- **Written instruction**: Write out every line below that includes the word "Кузино".
** START **
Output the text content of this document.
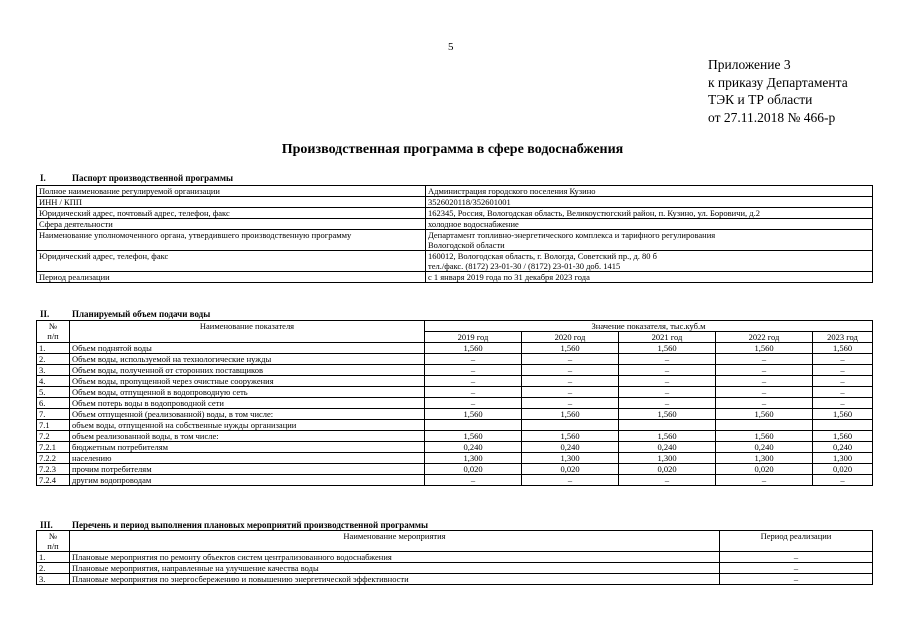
5
Приложение 3
к приказу Департамента
ТЭК и ТР области
от 27.11.2018 № 466-р
Производственная программа в сфере водоснабжения
I.	Паспорт производственной программы
Полное наименование регулируемой организации	Администрация городского поселения Кузино

ИНН / КПП	3526020118/352601001

Юридический адрес, почтовый адрес, телефон, факс	162345, Россия, Вологодская область, Великоустюгский район, п. Кузино, ул. Боровичи, д.2

Сфера деятельности	холодное водоснабжение

Наименование уполномоченного органа, утвердившего производственную программу	Департамент топливно-энергетического комплекса и тарифного регулирования
Вологодской области

Юридический адрес, телефон, факс	160012, Вологодская область, г. Вологда, Советский пр., д. 80 б
тел./факс. (8172) 23-01-30 / (8172) 23-01-30 доб. 1415

Период реализации	с 1 января 2019 года по 31 декабря 2023 года
II.	Планируемый объем подачи воды
№
п/п	Наименование показателя	Значение показателя, тыс.куб.м				
		2019 год	2020 год	2021 год	2022 год	2023 год
1.	Объем поднятой воды	1,560	1,560	1,560	1,560	1,560
2.	Объем воды, используемой на технологические нужды	–	–	–	–	–
3.	Объем воды, полученной от сторонних поставщиков	–	–	–	–	–
4.	Объем воды, пропущенной через очистные сооружения	–	–	–	–	–
5.	Объем воды, отпущенной в водопроводную сеть	–	–	–	–	–
6.	Объем потерь воды в водопроводной сети	–	–	–	–	–
7.	Объем отпущенной (реализованной) воды, в том числе:	1,560	1,560	1,560	1,560	1,560
7.1	объем воды, отпущенной на собственные нужды организации					
7.2	объем реализованной воды, в том числе:	1,560	1,560	1,560	1,560	1,560
7.2.1	бюджетным потребителям	0,240	0,240	0,240	0,240	0,240
7.2.2	населению	1,300	1,300	1,300	1,300	1,300
7.2.3	прочим потребителям	0,020	0,020	0,020	0,020	0,020
7.2.4	другим водопроводам	–	–	–	–	–
III. Перечень и период выполнения плановых мероприятий производственной программы
№
п/п	Наименование мероприятия	Период реализации
1.	Плановые мероприятия по ремонту объектов систем централизованного водоснабжения	–
2.	Плановые мероприятия, направленные на улучшение качества воды	–
3.	Плановые мероприятия по энергосбережению и повышению энергетической эффективности	–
** END **
- **Solution below**:
Полное наименование регулируемой организации	Администрация городского поселения Кузино
Юридический адрес, почтовый адрес, телефон, факс	162345, Россия, Вологодская область, Великоустюгский район, п. Кузино, ул. Боровичи, д.2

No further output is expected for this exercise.